Exercise. Omit the pictures and extract only the lines from the line containing "Enumerate this screenshot's" to the end of the material, each exactly as written.

Stored data.
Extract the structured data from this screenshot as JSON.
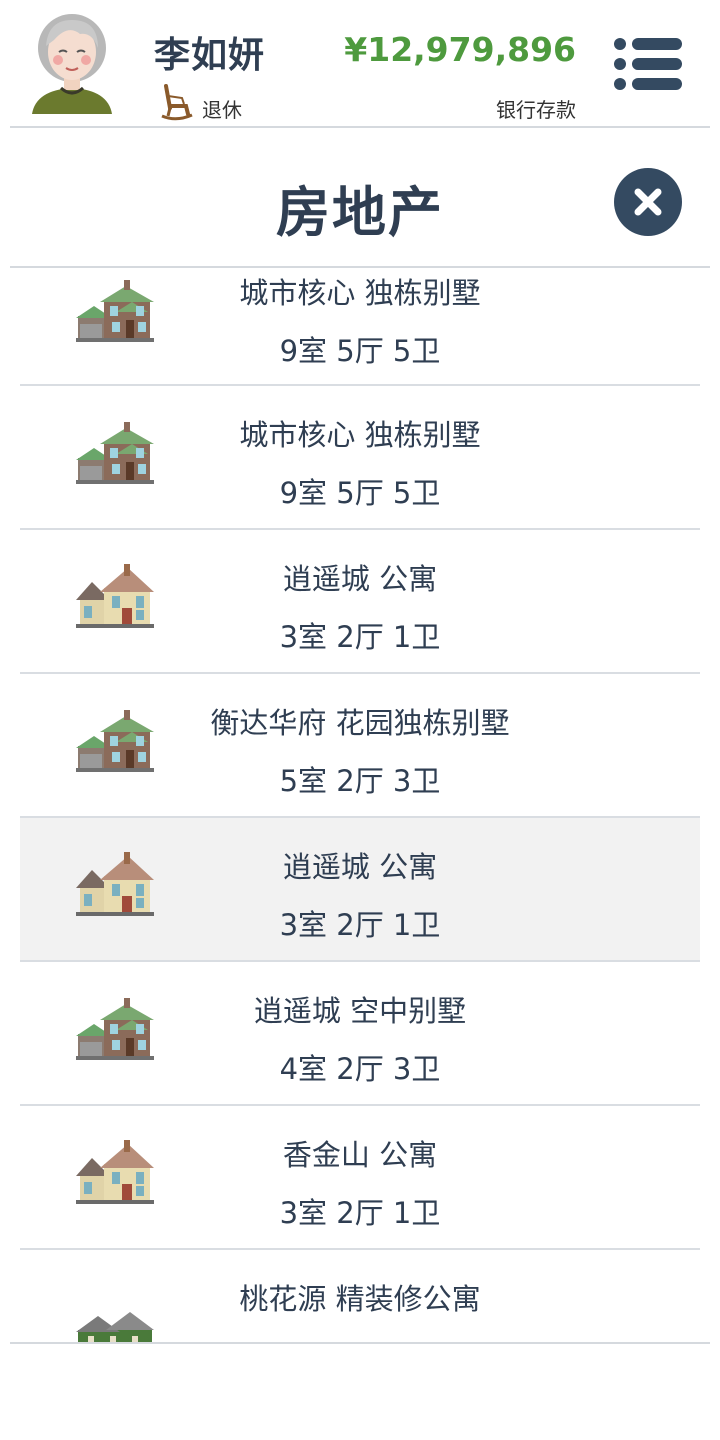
{
  "header": {
    "player_name": "李如妍",
    "status": "退休",
    "balance": "¥12,979,896",
    "balance_label": "银行存款",
    "avatar_icon": "elderly-woman-avatar-icon",
    "status_icon": "rocking-chair-icon",
    "menu_icon": "menu-list-icon"
  },
  "page": {
    "title": "房地产",
    "close_icon": "close-icon"
  },
  "colors": {
    "text": "#2f3e52",
    "money": "#4e9a3e",
    "close_bg": "#344a61",
    "divider": "#d9dde2",
    "selected_bg": "#f2f2f2"
  },
  "properties": [
    {
      "name": "城市核心 独栋别墅",
      "rooms": "9室 5厅 5卫",
      "icon": "villa-icon",
      "selected": false
    },
    {
      "name": "城市核心 独栋别墅",
      "rooms": "9室 5厅 5卫",
      "icon": "villa-icon",
      "selected": false
    },
    {
      "name": "逍遥城 公寓",
      "rooms": "3室 2厅 1卫",
      "icon": "house-icon",
      "selected": false
    },
    {
      "name": "衡达华府 花园独栋别墅",
      "rooms": "5室 2厅 3卫",
      "icon": "villa-icon",
      "selected": false
    },
    {
      "name": "逍遥城 公寓",
      "rooms": "3室 2厅 1卫",
      "icon": "house-icon",
      "selected": true
    },
    {
      "name": "逍遥城 空中别墅",
      "rooms": "4室 2厅 3卫",
      "icon": "villa-icon",
      "selected": false
    },
    {
      "name": "香金山 公寓",
      "rooms": "3室 2厅 1卫",
      "icon": "house-icon",
      "selected": false
    },
    {
      "name": "桃花源 精装修公寓",
      "rooms": "",
      "icon": "green-house-icon",
      "selected": false
    }
  ]
}
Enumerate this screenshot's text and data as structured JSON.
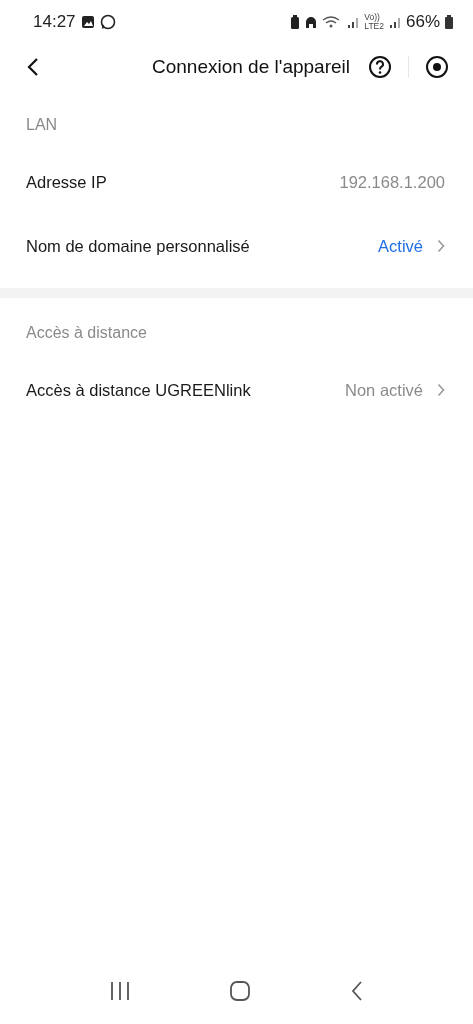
{
  "status_bar": {
    "time": "14:27",
    "volte": [
      "Vo))",
      "LTE2"
    ],
    "battery": "66%"
  },
  "header": {
    "title": "Connexion de l'appareil"
  },
  "sections": [
    {
      "title": "LAN",
      "rows": [
        {
          "label": "Adresse IP",
          "value": "192.168.1.200",
          "on": false,
          "chevron": false
        },
        {
          "label": "Nom de domaine personnalisé",
          "value": "Activé",
          "on": true,
          "chevron": true
        }
      ]
    },
    {
      "title": "Accès à distance",
      "rows": [
        {
          "label": "Accès à distance UGREENlink",
          "value": "Non activé",
          "on": false,
          "chevron": true
        }
      ]
    }
  ]
}
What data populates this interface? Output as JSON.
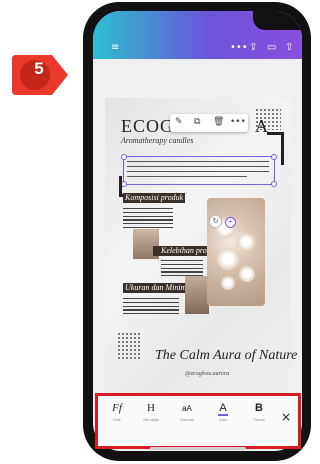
{
  "tutorial": {
    "step": "5"
  },
  "colors": {
    "accent_purple": "#7b5ae0",
    "highlight_red": "#d81b24",
    "badge_red": "#e8392c",
    "topbar_start": "#2bbfd0",
    "topbar_end": "#8a4fe0"
  },
  "topbar": {
    "icons": [
      "menu-icon",
      "more-icon",
      "share-icon",
      "present-icon",
      "upload-icon"
    ]
  },
  "design": {
    "title": "ECOG",
    "title_end": "A",
    "subtitle": "Aromatherapy candles",
    "sections": [
      {
        "title": "Komposisi produk"
      },
      {
        "title": "Kelebihan produk"
      },
      {
        "title": "Ukuran dan Minimalis"
      }
    ],
    "tagline": "The Calm Aura of Nature",
    "handle": "@ecogloss.aurora"
  },
  "context_menu": {
    "icons": [
      "edit-icon",
      "copy-icon",
      "delete-icon",
      "more-icon"
    ]
  },
  "toolbar": {
    "items": [
      {
        "glyph": "Ff",
        "label": "Font"
      },
      {
        "glyph": "H",
        "label": "Text styles"
      },
      {
        "glyph": "aA",
        "label": "Font size"
      },
      {
        "glyph": "A",
        "label": "Color"
      },
      {
        "glyph": "B",
        "label": "Format"
      }
    ],
    "close": "×"
  }
}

Reply.
Enumerate this screenshot's text and data as structured JSON.
{
  "status_bar": {
    "time": "14:27",
    "volte": [
      "Vo))",
      "LTE2"
    ],
    "battery": "66%"
  },
  "header": {
    "title": "Connexion de l'appareil"
  },
  "sections": [
    {
      "title": "LAN",
      "rows": [
        {
          "label": "Adresse IP",
          "value": "192.168.1.200",
          "on": false,
          "chevron": false
        },
        {
          "label": "Nom de domaine personnalisé",
          "value": "Activé",
          "on": true,
          "chevron": true
        }
      ]
    },
    {
      "title": "Accès à distance",
      "rows": [
        {
          "label": "Accès à distance UGREENlink",
          "value": "Non activé",
          "on": false,
          "chevron": true
        }
      ]
    }
  ]
}
What data populates this interface? Output as JSON.
{
  "tutorial": {
    "step": "5"
  },
  "colors": {
    "accent_purple": "#7b5ae0",
    "highlight_red": "#d81b24",
    "badge_red": "#e8392c",
    "topbar_start": "#2bbfd0",
    "topbar_end": "#8a4fe0"
  },
  "topbar": {
    "icons": [
      "menu-icon",
      "more-icon",
      "share-icon",
      "present-icon",
      "upload-icon"
    ]
  },
  "design": {
    "title": "ECOG",
    "title_end": "A",
    "subtitle": "Aromatherapy candles",
    "sections": [
      {
        "title": "Komposisi produk"
      },
      {
        "title": "Kelebihan produk"
      },
      {
        "title": "Ukuran dan Minimalis"
      }
    ],
    "tagline": "The Calm Aura of Nature",
    "handle": "@ecogloss.aurora"
  },
  "context_menu": {
    "icons": [
      "edit-icon",
      "copy-icon",
      "delete-icon",
      "more-icon"
    ]
  },
  "toolbar": {
    "items": [
      {
        "glyph": "Ff",
        "label": "Font"
      },
      {
        "glyph": "H",
        "label": "Text styles"
      },
      {
        "glyph": "aA",
        "label": "Font size"
      },
      {
        "glyph": "A",
        "label": "Color"
      },
      {
        "glyph": "B",
        "label": "Format"
      }
    ],
    "close": "×"
  }
}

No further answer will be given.